Directive 1: In the post on diamond access publishing, how little per year could it take to run the Journal of Computational Geometry?
Directive 2: Reproduce word for word the part of the post on diamond access publishing that opens with the words containing "One obvious solution" and closes with "during my Ph.D.".
Directive 3: Translate this sentence from the post on diamond access publishing into Spanish: "So, all you need to do is register a domain and pay for some maintenance and hosting."

Text shown:
_____
Diamond-access is the best system for everyone, except for the publishers.  However, publishers need incentives to run a journal, which they wouldn't have in a diamond access system.  Now, becoming a publisher would involve operating at a loss.  So who should take the hit?

One obvious solution is for universities to publish (or pay for publishing) journals.  They would make a sacrifice in maintaining the journals for free, but what would they win? Quite a lot actually.  Were we do switch to this system, university libraries would no longer have to pay subscription fees to journals, and the university professors wouldn't have to pay to have their work published.  And the quality of publications wouldn't suffer.   Some of this cost could even be handled by overhead.

Yale's library (from wiki), where I not once went to do research during my Ph.D.

But what is the cost of running a diamond access publication?  Well, it turns out to be very small.  With pdfs online, there's really no need to publish paper proceedings.  I don't think I've ever gone to a library to find an article on paper -- pretty much nobody does these days.  So, all you need to do is register a domain and pay for some maintenance and hosting.  The rest of the work is done by volunteers.  Looking at the financial statement (of which I learned from Google+) of the Journal of Computational Geometry, it could take as little as $10 per year.  Heck, we don't really need universities to pay for it.

Yes, it really costs very little to run a journal these days if you do it right.  There's no need for readers, or authors, to pay huge sums to middle-men.
_____
Material provided:

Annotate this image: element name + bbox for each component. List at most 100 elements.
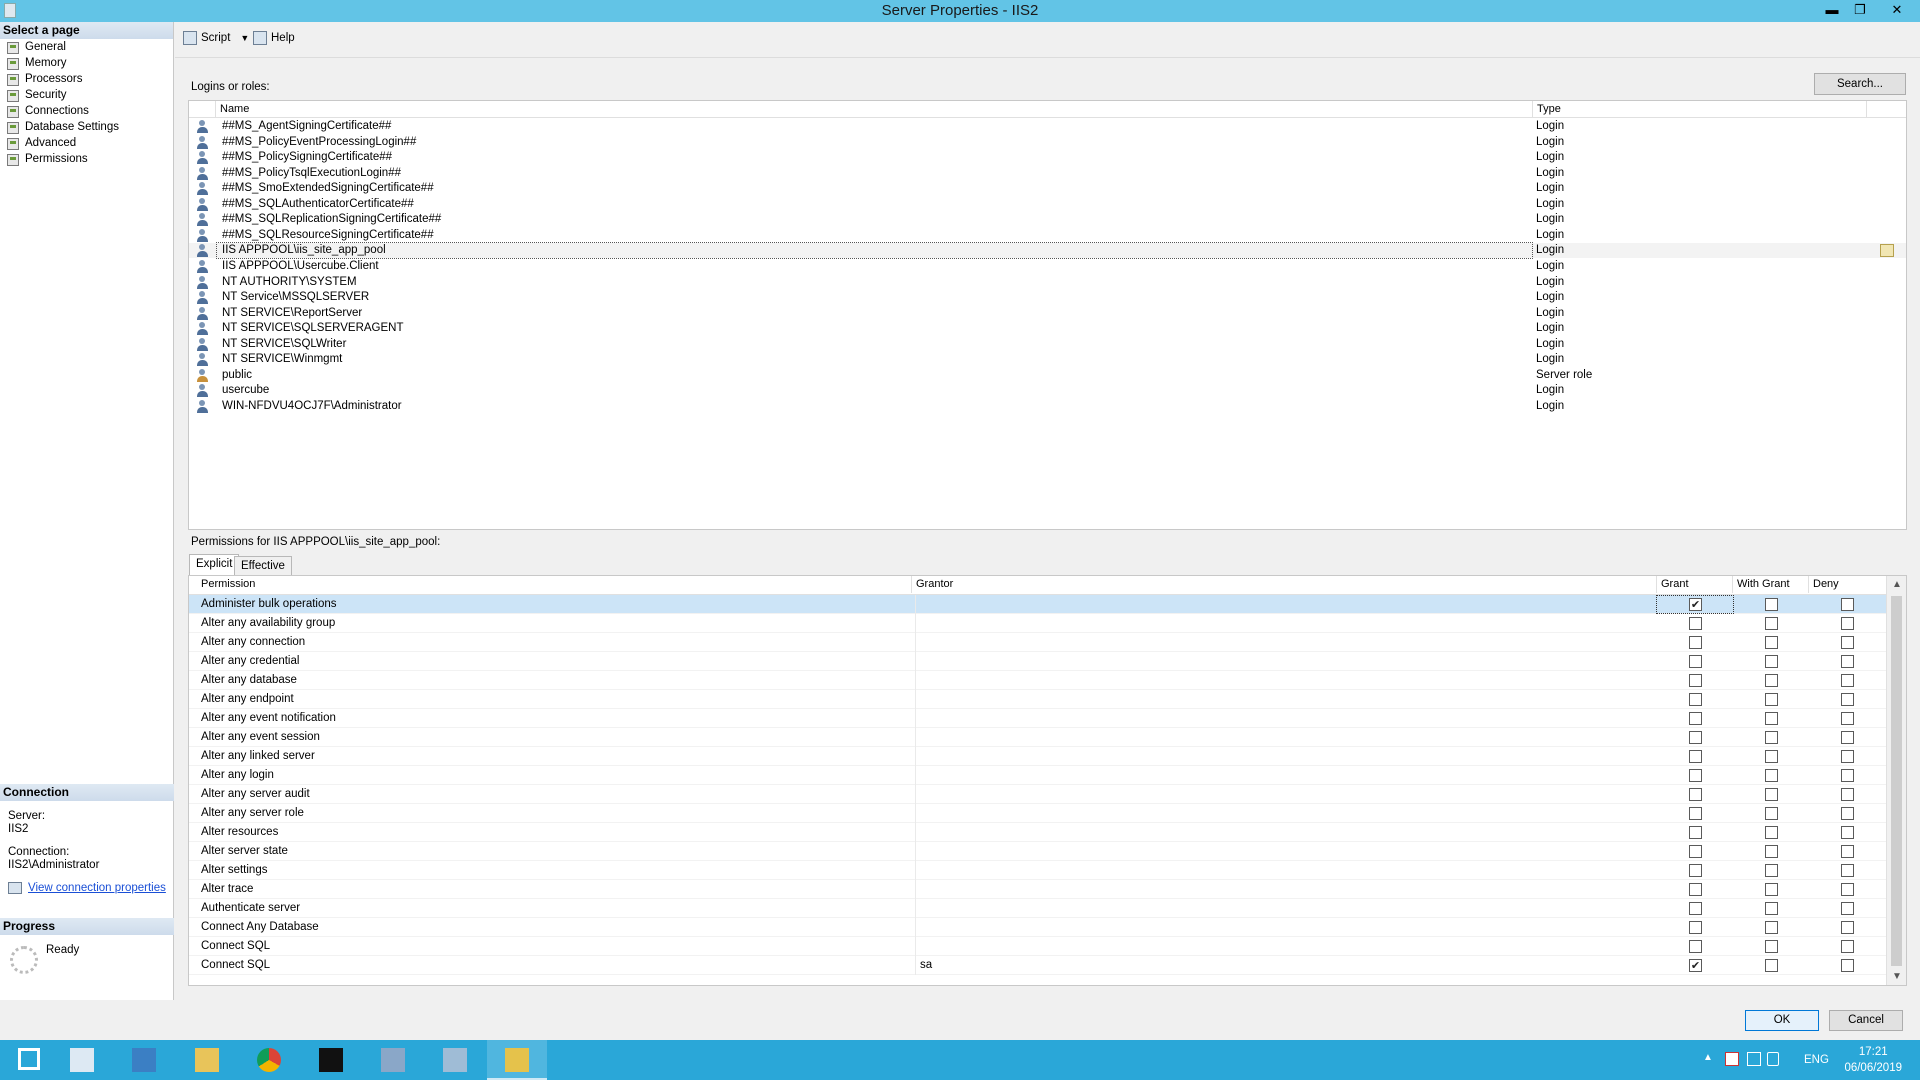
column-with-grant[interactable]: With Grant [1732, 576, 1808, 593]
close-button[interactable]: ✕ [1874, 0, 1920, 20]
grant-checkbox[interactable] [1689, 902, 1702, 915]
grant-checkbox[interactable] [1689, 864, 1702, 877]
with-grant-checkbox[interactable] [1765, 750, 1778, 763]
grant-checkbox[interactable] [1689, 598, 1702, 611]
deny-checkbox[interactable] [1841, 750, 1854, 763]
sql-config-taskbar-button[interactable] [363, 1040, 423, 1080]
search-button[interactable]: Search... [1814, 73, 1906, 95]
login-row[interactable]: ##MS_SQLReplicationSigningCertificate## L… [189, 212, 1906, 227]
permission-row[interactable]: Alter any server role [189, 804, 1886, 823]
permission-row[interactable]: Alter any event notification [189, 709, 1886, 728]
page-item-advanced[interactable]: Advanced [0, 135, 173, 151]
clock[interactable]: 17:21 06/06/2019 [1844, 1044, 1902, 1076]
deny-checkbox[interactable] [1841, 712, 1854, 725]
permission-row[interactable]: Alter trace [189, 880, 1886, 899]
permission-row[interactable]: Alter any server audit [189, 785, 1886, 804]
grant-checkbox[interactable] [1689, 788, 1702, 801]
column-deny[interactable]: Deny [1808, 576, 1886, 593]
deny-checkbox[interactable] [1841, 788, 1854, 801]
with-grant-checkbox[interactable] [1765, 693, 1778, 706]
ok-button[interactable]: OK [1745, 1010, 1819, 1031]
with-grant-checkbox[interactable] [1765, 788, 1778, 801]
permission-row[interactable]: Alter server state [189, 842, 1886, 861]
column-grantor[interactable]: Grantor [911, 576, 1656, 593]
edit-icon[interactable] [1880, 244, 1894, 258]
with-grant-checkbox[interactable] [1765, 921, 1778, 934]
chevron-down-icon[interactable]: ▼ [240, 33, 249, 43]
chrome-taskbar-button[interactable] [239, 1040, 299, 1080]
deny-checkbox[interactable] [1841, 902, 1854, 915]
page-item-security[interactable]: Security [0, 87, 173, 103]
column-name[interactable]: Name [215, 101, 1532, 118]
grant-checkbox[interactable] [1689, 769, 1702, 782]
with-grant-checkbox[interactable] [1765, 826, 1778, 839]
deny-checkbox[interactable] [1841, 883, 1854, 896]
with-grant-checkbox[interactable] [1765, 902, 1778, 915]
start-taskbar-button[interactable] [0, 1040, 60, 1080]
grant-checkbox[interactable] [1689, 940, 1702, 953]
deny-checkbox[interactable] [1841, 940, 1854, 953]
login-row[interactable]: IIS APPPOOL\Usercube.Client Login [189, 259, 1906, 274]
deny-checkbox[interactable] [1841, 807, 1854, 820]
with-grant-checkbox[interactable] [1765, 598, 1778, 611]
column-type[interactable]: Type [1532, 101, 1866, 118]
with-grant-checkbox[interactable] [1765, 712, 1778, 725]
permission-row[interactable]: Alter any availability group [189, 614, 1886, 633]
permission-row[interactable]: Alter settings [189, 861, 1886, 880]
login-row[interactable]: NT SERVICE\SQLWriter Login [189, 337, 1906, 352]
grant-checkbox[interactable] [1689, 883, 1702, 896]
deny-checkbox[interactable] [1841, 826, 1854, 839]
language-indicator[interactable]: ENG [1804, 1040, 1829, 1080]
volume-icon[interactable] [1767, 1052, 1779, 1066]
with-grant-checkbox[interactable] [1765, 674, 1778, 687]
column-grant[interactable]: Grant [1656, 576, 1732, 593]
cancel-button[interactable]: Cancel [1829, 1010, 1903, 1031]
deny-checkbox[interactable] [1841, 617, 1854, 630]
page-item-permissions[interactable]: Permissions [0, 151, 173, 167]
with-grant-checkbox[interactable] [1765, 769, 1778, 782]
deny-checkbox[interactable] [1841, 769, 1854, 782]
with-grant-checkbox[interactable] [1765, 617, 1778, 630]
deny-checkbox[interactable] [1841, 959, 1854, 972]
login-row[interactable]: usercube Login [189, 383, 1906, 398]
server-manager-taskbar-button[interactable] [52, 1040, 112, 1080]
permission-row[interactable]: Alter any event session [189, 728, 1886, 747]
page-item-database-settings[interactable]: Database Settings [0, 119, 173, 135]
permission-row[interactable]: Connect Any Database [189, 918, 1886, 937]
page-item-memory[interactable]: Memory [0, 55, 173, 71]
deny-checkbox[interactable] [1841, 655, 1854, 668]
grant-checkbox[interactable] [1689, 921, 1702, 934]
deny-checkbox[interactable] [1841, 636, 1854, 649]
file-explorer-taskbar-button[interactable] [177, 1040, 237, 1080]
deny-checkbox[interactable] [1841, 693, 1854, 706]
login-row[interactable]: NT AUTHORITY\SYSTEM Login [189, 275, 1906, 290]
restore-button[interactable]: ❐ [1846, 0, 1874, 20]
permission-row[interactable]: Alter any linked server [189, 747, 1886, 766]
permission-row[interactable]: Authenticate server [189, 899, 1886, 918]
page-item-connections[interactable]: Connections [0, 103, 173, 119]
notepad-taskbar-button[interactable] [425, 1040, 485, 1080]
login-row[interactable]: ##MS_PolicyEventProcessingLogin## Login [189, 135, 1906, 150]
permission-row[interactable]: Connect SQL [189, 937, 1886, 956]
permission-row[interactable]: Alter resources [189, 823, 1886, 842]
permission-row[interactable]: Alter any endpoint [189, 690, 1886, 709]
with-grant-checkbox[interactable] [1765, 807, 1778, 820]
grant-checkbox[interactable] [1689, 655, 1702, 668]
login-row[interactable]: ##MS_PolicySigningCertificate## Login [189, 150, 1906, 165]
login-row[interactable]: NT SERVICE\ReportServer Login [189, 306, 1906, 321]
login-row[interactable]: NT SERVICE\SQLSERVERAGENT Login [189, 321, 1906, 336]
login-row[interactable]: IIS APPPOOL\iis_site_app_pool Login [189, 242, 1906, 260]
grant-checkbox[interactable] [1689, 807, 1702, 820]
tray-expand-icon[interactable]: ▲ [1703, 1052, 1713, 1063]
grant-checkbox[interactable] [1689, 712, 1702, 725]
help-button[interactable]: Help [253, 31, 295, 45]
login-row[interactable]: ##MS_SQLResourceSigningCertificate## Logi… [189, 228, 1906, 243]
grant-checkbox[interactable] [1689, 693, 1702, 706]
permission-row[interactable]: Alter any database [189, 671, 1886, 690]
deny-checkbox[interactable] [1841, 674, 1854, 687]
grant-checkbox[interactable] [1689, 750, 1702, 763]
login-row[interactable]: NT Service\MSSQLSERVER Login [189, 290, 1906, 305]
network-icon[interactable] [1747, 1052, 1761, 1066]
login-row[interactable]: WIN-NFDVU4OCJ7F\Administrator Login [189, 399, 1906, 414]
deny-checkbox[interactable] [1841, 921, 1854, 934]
_____
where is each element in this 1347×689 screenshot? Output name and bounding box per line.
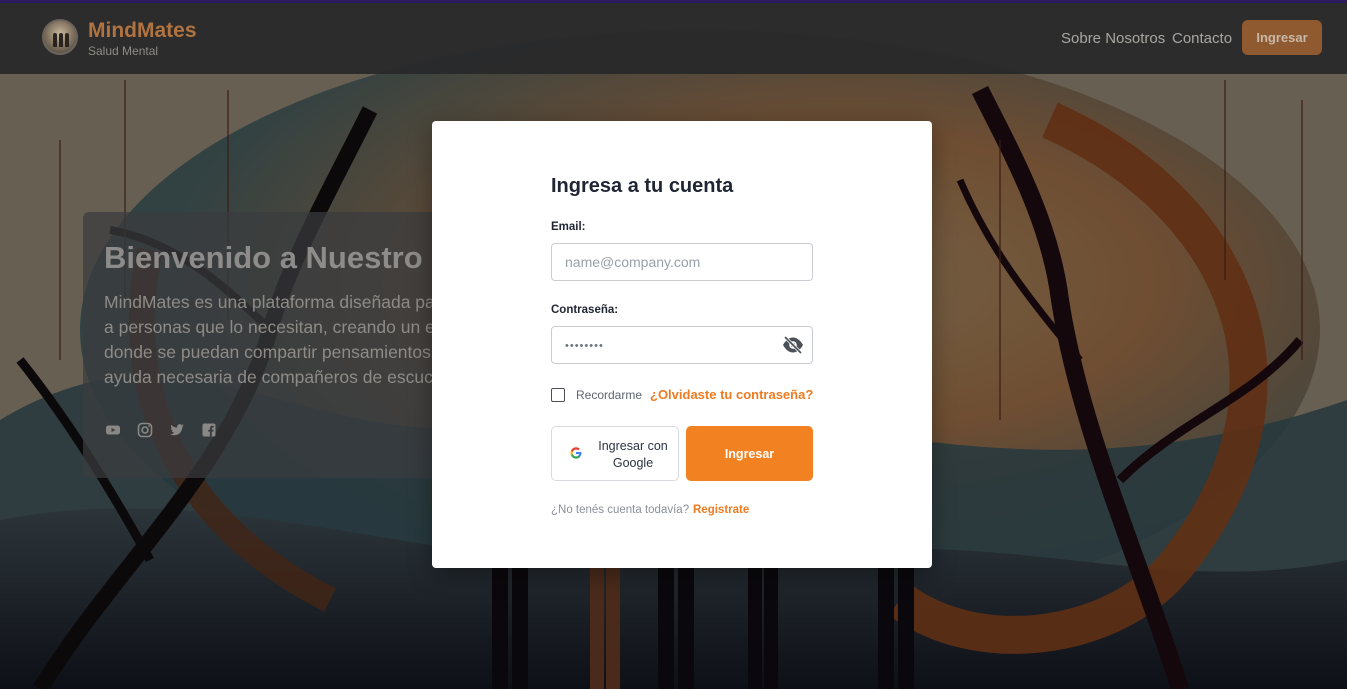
_____
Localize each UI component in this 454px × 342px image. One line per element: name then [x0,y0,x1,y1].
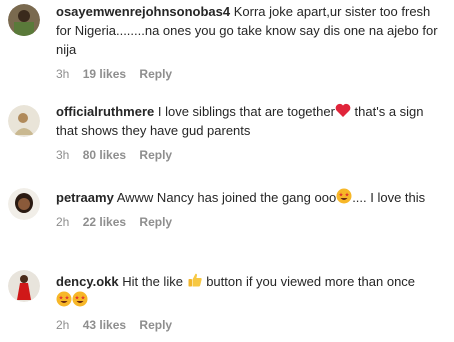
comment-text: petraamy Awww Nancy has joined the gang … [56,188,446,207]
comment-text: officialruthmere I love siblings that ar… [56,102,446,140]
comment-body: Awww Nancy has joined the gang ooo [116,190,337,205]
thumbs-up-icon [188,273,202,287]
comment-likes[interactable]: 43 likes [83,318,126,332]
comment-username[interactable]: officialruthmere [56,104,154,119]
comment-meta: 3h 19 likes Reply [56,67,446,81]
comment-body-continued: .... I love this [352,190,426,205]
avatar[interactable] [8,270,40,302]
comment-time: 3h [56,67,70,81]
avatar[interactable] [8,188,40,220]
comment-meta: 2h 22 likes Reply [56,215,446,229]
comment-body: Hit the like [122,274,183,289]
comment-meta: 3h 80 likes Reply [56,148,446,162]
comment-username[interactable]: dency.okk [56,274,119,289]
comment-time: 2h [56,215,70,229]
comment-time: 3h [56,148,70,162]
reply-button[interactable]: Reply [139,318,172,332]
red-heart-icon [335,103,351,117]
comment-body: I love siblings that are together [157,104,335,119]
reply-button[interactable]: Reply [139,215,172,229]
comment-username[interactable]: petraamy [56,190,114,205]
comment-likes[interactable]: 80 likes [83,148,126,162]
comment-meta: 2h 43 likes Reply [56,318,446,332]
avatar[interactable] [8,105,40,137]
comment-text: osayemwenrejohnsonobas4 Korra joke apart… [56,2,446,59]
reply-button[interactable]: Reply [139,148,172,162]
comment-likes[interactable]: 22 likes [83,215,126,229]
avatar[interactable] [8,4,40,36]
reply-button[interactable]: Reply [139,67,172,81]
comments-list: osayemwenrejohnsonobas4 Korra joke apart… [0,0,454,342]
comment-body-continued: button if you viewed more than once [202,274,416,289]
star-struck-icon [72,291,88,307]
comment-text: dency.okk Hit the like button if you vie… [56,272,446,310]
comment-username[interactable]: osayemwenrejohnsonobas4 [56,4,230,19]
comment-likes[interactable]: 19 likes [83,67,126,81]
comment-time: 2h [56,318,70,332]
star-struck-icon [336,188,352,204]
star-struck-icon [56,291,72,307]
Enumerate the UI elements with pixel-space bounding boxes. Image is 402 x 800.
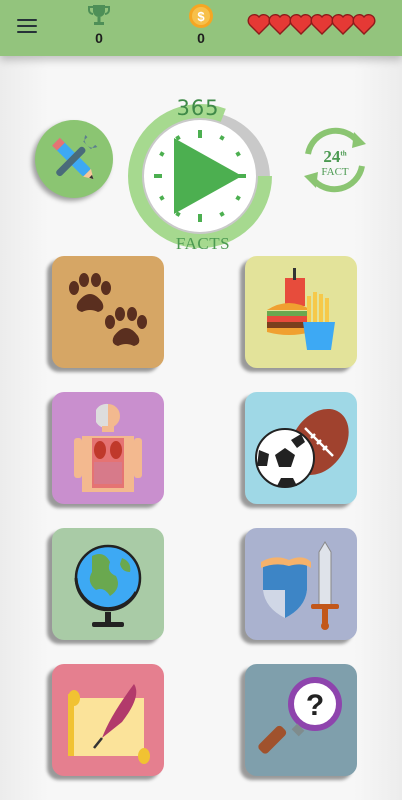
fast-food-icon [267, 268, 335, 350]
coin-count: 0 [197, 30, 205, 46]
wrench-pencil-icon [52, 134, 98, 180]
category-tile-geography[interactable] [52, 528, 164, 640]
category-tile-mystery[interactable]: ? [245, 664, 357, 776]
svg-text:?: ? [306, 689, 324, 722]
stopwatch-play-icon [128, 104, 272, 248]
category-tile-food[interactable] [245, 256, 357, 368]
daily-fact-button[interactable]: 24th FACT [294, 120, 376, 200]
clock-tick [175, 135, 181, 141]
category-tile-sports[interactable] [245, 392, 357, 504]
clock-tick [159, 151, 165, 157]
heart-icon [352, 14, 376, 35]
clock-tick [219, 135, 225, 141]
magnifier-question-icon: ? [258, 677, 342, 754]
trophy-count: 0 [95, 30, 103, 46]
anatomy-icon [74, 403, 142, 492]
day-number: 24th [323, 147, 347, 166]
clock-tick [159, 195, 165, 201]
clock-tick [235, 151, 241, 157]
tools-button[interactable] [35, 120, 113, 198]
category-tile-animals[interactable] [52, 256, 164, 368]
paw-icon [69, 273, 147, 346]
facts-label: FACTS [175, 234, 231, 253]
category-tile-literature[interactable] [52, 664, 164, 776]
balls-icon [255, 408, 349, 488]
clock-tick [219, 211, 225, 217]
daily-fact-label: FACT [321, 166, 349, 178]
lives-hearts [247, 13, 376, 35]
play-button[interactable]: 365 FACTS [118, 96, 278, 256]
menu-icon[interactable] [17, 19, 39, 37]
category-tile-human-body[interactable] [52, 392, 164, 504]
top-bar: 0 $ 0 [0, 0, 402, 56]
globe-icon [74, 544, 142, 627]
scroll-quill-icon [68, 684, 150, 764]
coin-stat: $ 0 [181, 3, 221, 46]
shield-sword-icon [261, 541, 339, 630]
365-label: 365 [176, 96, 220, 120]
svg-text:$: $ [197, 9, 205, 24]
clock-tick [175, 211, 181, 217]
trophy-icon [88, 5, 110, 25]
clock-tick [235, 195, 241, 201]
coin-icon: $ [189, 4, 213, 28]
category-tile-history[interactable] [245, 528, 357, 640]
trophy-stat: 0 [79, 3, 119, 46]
_____
Output 1: As little as $10 per year.

Output 2:
One obvious solution is for universities to publish (or pay for publishing) journals.  They would make a sacrifice in maintaining the journals for free, but what would they win? Quite a lot actually.  Were we do switch to this system, university libraries would no longer have to pay subscription fees to journals, and the university professors wouldn't have to pay to have their work published.  And the quality of publications wouldn't suffer.   Some of this cost could even be handled by overhead.

Yale's library (from wiki), where I not once went to do research during my Ph.D.

Output 3: Así que todo lo que hay que hacer es registrar un dominio y pagar algo de mantenimiento y alojamiento.